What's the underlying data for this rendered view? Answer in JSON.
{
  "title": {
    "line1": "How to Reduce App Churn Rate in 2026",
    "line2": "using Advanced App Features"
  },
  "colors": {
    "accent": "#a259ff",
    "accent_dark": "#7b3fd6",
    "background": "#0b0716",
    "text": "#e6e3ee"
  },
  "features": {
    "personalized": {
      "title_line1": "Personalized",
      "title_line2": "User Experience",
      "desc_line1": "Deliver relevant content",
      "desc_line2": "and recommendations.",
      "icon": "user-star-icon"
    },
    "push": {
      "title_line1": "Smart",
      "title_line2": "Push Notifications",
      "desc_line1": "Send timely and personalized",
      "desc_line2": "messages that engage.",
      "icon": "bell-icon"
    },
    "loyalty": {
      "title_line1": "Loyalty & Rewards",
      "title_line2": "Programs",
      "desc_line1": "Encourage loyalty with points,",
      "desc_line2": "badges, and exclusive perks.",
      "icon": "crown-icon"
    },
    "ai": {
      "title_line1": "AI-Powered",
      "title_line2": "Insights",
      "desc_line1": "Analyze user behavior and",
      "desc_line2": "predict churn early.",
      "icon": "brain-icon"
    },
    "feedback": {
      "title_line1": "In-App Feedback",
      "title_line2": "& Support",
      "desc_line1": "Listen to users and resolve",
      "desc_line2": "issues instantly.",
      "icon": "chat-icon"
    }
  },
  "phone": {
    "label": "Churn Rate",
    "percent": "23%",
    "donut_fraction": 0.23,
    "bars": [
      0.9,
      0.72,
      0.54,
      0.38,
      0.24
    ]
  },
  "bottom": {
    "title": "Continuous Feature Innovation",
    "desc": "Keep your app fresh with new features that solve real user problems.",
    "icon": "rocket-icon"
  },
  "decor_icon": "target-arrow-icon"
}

= = = =

**Goal of the exercise:**
Copy the material above, line for line.

**Exercise solution:**
What's the underlying data for this rendered view? Answer in JSON.
{
  "title": {
    "line1": "How to Reduce App Churn Rate in 2026",
    "line2": "using Advanced App Features"
  },
  "colors": {
    "accent": "#a259ff",
    "accent_dark": "#7b3fd6",
    "background": "#0b0716",
    "text": "#e6e3ee"
  },
  "features": {
    "personalized": {
      "title_line1": "Personalized",
      "title_line2": "User Experience",
      "desc_line1": "Deliver relevant content",
      "desc_line2": "and recommendations.",
      "icon": "user-star-icon"
    },
    "push": {
      "title_line1": "Smart",
      "title_line2": "Push Notifications",
      "desc_line1": "Send timely and personalized",
      "desc_line2": "messages that engage.",
      "icon": "bell-icon"
    },
    "loyalty": {
      "title_line1": "Loyalty & Rewards",
      "title_line2": "Programs",
      "desc_line1": "Encourage loyalty with points,",
      "desc_line2": "badges, and exclusive perks.",
      "icon": "crown-icon"
    },
    "ai": {
      "title_line1": "AI-Powered",
      "title_line2": "Insights",
      "desc_line1": "Analyze user behavior and",
      "desc_line2": "predict churn early.",
      "icon": "brain-icon"
    },
    "feedback": {
      "title_line1": "In-App Feedback",
      "title_line2": "& Support",
      "desc_line1": "Listen to users and resolve",
      "desc_line2": "issues instantly.",
      "icon": "chat-icon"
    }
  },
  "phone": {
    "label": "Churn Rate",
    "percent": "23%",
    "donut_fraction": 0.23,
    "bars": [
      0.9,
      0.72,
      0.54,
      0.38,
      0.24
    ]
  },
  "bottom": {
    "title": "Continuous Feature Innovation",
    "desc": "Keep your app fresh with new features that solve real user problems.",
    "icon": "rocket-icon"
  },
  "decor_icon": "target-arrow-icon"
}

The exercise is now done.